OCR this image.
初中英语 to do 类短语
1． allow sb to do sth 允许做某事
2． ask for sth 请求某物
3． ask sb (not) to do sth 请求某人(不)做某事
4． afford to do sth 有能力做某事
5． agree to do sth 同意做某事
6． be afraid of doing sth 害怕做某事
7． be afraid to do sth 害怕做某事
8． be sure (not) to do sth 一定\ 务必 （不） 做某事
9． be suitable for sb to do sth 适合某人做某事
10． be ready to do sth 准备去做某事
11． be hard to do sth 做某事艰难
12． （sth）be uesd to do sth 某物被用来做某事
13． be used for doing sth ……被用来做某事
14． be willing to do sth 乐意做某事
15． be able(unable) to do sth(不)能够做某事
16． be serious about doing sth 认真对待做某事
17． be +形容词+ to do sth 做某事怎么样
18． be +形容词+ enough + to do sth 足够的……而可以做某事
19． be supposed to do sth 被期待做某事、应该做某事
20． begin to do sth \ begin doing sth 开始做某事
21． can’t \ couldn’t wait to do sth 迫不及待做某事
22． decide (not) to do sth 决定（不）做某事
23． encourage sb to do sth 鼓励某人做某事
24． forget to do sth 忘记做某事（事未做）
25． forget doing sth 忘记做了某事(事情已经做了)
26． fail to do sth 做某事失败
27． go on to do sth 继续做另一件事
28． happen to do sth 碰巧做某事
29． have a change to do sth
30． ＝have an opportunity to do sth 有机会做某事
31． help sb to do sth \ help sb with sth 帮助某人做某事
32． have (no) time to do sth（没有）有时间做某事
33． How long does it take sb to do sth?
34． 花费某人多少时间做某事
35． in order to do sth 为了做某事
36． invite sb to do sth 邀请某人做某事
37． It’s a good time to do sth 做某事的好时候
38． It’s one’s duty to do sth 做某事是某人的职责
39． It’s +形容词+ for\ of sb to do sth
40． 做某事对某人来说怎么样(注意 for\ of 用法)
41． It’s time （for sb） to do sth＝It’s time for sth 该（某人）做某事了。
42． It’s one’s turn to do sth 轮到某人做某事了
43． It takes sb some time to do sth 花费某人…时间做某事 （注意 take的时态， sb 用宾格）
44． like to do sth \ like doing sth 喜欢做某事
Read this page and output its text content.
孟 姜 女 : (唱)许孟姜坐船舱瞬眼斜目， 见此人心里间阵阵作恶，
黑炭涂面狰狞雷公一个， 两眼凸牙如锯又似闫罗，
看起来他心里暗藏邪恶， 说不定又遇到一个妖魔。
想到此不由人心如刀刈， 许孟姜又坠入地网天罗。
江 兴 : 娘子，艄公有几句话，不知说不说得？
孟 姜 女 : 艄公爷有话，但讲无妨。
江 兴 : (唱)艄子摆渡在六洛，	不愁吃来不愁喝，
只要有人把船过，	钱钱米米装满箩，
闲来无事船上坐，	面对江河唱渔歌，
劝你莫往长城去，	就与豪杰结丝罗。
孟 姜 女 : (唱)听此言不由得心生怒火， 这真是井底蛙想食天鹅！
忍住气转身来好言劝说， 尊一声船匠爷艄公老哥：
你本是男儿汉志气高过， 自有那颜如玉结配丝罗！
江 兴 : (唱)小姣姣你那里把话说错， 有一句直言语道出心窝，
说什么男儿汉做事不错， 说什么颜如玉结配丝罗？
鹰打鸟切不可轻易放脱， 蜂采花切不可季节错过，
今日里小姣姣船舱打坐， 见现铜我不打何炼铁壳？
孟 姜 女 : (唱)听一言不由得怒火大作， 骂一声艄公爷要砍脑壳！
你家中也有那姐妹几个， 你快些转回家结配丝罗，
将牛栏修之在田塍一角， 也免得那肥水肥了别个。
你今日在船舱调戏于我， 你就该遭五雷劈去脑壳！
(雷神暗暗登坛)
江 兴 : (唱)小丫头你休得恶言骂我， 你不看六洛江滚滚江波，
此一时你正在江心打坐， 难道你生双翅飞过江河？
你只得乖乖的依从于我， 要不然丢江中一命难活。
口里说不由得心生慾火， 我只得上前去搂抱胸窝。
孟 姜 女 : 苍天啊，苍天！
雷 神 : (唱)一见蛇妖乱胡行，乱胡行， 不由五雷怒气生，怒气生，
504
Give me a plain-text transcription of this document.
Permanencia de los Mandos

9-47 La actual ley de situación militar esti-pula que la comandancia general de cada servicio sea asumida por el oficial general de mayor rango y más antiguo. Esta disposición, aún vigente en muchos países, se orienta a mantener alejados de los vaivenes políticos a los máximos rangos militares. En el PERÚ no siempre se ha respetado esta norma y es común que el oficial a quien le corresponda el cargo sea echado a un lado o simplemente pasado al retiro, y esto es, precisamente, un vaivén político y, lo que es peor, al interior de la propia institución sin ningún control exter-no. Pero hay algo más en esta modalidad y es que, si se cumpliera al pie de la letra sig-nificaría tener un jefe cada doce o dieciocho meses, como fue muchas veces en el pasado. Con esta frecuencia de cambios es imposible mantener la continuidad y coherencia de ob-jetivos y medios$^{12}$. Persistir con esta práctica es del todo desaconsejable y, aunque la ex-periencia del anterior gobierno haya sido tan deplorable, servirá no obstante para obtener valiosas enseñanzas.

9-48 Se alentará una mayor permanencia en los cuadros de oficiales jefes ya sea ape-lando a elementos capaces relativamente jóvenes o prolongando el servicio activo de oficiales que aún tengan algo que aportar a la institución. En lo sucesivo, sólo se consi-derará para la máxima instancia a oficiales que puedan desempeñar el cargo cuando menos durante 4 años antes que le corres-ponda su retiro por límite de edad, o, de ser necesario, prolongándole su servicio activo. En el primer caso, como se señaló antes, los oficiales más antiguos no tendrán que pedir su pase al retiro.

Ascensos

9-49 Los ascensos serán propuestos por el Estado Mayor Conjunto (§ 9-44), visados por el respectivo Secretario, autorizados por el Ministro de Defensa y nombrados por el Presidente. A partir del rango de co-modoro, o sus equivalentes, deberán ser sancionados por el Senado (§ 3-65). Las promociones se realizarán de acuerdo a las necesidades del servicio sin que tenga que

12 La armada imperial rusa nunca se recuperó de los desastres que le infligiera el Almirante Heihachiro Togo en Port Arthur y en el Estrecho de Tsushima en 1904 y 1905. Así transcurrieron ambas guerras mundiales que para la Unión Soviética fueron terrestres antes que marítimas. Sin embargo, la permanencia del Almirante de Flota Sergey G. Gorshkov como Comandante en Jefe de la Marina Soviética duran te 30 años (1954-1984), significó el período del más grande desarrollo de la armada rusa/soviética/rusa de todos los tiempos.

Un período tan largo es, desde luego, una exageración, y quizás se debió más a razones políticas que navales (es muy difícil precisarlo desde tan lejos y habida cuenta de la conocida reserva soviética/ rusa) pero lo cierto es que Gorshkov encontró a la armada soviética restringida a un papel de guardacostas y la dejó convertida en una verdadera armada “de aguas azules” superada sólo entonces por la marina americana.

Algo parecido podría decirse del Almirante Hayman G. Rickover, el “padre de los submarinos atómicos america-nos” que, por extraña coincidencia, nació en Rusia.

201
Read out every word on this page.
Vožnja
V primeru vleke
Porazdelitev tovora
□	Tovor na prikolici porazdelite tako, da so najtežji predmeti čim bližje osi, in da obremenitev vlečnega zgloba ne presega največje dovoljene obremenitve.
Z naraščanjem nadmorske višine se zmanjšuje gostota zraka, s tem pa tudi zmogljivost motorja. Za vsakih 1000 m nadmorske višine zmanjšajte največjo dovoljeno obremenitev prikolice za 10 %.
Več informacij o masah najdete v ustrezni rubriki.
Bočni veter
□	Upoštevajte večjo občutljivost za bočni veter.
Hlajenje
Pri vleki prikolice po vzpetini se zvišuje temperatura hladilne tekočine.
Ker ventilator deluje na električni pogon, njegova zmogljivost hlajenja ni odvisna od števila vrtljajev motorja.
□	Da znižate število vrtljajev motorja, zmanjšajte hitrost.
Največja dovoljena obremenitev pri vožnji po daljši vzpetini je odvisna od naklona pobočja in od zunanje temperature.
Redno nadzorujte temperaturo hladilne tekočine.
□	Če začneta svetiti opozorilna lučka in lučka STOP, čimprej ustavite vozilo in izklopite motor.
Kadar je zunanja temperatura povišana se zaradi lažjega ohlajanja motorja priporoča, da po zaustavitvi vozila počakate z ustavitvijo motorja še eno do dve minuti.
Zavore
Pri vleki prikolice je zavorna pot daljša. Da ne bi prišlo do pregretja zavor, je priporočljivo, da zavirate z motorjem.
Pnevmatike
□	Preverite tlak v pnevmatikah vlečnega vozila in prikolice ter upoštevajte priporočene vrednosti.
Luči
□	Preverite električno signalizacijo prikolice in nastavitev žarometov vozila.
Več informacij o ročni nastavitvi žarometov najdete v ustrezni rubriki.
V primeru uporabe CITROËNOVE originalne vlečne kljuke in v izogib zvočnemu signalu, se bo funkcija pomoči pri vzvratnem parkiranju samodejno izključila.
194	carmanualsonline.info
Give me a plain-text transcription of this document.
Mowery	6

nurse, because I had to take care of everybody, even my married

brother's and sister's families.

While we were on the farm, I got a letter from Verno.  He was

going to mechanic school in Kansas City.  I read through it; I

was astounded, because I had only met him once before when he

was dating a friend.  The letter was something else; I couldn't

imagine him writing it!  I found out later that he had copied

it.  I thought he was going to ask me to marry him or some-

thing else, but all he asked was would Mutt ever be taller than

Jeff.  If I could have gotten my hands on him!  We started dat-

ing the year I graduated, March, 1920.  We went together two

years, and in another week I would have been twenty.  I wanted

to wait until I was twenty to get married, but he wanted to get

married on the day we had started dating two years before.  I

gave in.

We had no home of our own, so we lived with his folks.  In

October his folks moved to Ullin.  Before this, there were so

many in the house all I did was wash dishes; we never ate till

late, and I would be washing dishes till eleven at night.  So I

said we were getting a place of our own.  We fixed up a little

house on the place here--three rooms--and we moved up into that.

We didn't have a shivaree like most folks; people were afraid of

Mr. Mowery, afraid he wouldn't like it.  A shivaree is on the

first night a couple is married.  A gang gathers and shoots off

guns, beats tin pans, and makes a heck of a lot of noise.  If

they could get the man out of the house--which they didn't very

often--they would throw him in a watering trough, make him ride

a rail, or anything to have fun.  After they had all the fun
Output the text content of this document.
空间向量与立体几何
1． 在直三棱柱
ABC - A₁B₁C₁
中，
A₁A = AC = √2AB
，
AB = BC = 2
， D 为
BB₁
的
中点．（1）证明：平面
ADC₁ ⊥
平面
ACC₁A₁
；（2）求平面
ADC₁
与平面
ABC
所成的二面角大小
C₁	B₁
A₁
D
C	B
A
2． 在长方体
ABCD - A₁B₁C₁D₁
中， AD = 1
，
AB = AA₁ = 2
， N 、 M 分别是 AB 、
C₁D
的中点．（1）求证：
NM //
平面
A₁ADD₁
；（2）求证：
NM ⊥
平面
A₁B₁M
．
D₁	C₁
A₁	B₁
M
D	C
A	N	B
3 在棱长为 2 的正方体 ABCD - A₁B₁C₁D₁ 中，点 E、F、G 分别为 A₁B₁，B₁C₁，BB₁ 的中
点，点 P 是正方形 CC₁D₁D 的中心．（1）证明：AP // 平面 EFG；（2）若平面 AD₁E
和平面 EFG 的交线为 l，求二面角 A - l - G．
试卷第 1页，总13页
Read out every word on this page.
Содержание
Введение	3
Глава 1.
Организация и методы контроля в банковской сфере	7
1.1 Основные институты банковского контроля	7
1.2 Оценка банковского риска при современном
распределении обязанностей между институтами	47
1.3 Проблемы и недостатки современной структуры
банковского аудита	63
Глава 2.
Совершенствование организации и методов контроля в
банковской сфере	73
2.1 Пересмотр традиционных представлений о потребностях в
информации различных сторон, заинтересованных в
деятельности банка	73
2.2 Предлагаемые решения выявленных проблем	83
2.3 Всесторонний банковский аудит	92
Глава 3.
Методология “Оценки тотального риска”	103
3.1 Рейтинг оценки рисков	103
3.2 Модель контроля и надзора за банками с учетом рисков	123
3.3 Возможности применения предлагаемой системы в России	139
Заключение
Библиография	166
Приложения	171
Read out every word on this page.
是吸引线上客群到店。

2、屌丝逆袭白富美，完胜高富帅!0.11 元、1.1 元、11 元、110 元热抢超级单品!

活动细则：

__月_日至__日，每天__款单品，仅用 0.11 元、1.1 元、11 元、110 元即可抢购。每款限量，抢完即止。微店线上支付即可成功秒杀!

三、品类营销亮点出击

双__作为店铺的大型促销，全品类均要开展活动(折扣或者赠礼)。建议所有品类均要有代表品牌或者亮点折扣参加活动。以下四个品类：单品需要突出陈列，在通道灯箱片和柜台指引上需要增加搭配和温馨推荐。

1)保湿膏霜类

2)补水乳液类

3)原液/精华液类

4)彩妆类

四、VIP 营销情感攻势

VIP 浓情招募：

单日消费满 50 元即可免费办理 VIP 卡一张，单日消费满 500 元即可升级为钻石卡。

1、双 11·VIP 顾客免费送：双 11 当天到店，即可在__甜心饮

* [Brief] Using the listing above, show every line that includes the string "dating".

* [Answer below]
was dating a friend.  The letter was something else; I couldn't
married on the day we had started dating two years before.  I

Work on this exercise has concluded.